Where a line of the material contains the string "Gobierno", copy that line.

── RECORDS FOR THIS TASK ──

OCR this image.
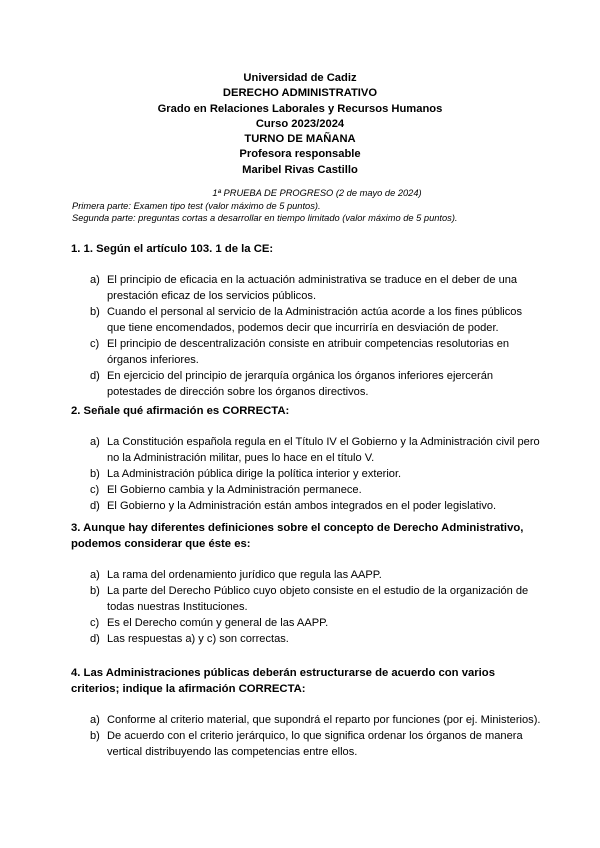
Universidad de Cadiz
DERECHO ADMINISTRATIVO
Grado en Relaciones Laborales y Recursos Humanos
Curso 2023/2024
TURNO DE MAÑANA
Profesora responsable
Maribel Rivas Castillo
1ª PRUEBA DE PROGRESO (2 de mayo de 2024)
Primera parte: Examen tipo test (valor máximo de 5 puntos).
Segunda parte: preguntas cortas a desarrollar en tiempo limitado (valor máximo de 5 puntos).
1. 1. Según el artículo 103. 1 de la CE:
a) El principio de eficacia en la actuación administrativa se traduce en el deber de una prestación eficaz de los servicios públicos.
b) Cuando el personal al servicio de la Administración actúa acorde a los fines públicos que tiene encomendados, podemos decir que incurriría en desviación de poder.
c) El principio de descentralización consiste en atribuir competencias resolutorias en órganos inferiores.
d) En ejercicio del principio de jerarquía orgánica los órganos inferiores ejercerán potestades de dirección sobre los órganos directivos.
2. Señale qué afirmación es CORRECTA:
a) La Constitución española regula en el Título IV el Gobierno y la Administración civil pero no la Administración militar, pues lo hace en el título V.
b) La Administración pública dirige la política interior y exterior.
c) El Gobierno cambia y la Administración permanece.
d) El Gobierno y la Administración están ambos integrados en el poder legislativo.
3. Aunque hay diferentes definiciones sobre el concepto de Derecho Administrativo, podemos considerar que éste es:
a) La rama del ordenamiento jurídico que regula las AAPP.
b) La parte del Derecho Público cuyo objeto consiste en el estudio de la organización de todas nuestras Instituciones.
c) Es el Derecho común y general de las AAPP.
d) Las respuestas a) y c) son correctas.
4. Las Administraciones públicas deberán estructurarse de acuerdo con varios criterios; indique la afirmación CORRECTA:
a) Conforme al criterio material, que supondrá el reparto por funciones (por ej. Ministerios).
b) De acuerdo con el criterio jerárquico, lo que significa ordenar los órganos de manera vertical distribuyendo las competencias entre ellos.
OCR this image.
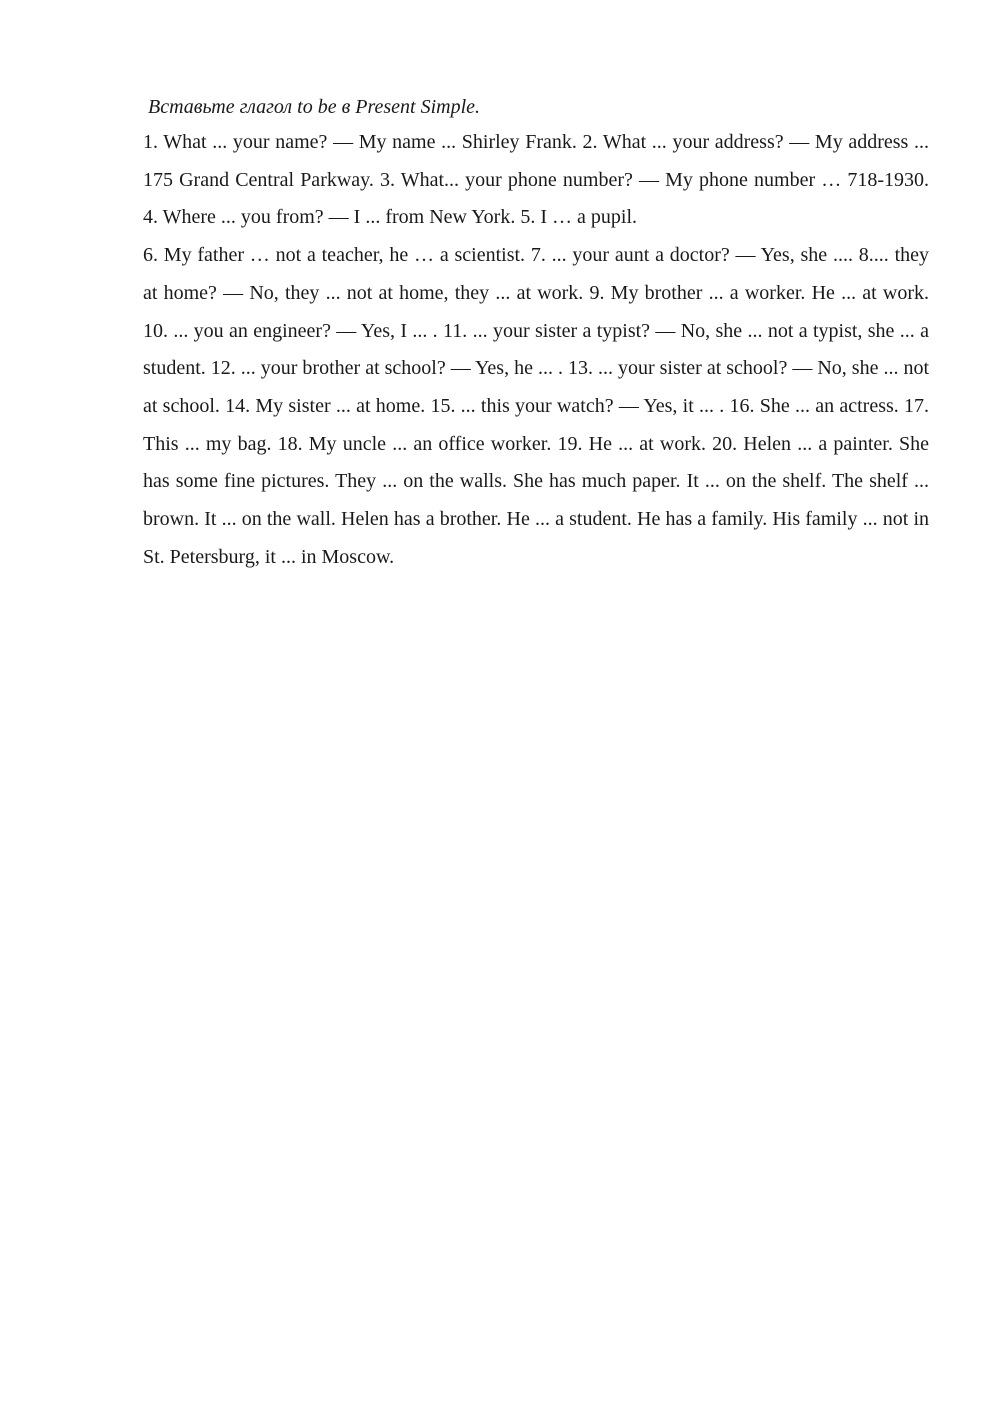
Вставьте глагол to be в Present Simple.

1. What ... your name? — My name ... Shirley Frank. 2. What ... your address? — My address ... 175 Grand Central Parkway. 3. What... your phone number? — My phone number … 718-1930. 4. Where ... you from? — I ... from New York. 5. I … a pupil.

6. My father … not a teacher, he … a scientist. 7. ... your aunt a doctor? — Yes, she .... 8.... they at home? — No, they ... not at home, they ... at work. 9. My brother ... a worker. He ... at work. 10. ... you an engineer? — Yes, I ... . 11. ... your sister a typist? — No, she ... not a typist, she ... a student. 12. ... your brother at school? — Yes, he ... . 13. ... your sister at school? — No, she ... not at school. 14. My sister ... at home. 15. ... this your watch? — Yes, it ... . 16. She ... an actress. 17. This ... my bag. 18. My uncle ... an office worker. 19. He ... at work. 20. Helen ... a painter. She has some fine pictures. They ... on the walls. She has much paper. It ... on the shelf. The shelf ... brown. It ... on the wall. Helen has a brother. He ... a student. He has a family. His family ... not in St. Petersburg, it ... in Moscow.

───

### RESULT FOR THIS EXERCISE
a) La Constitución española regula en el Título IV el Gobierno y la Administración civil pero no la Administración militar, pues lo hace en el título V.
c) El Gobierno cambia y la Administración permanece.
d) El Gobierno y la Administración están ambos integrados en el poder legislativo.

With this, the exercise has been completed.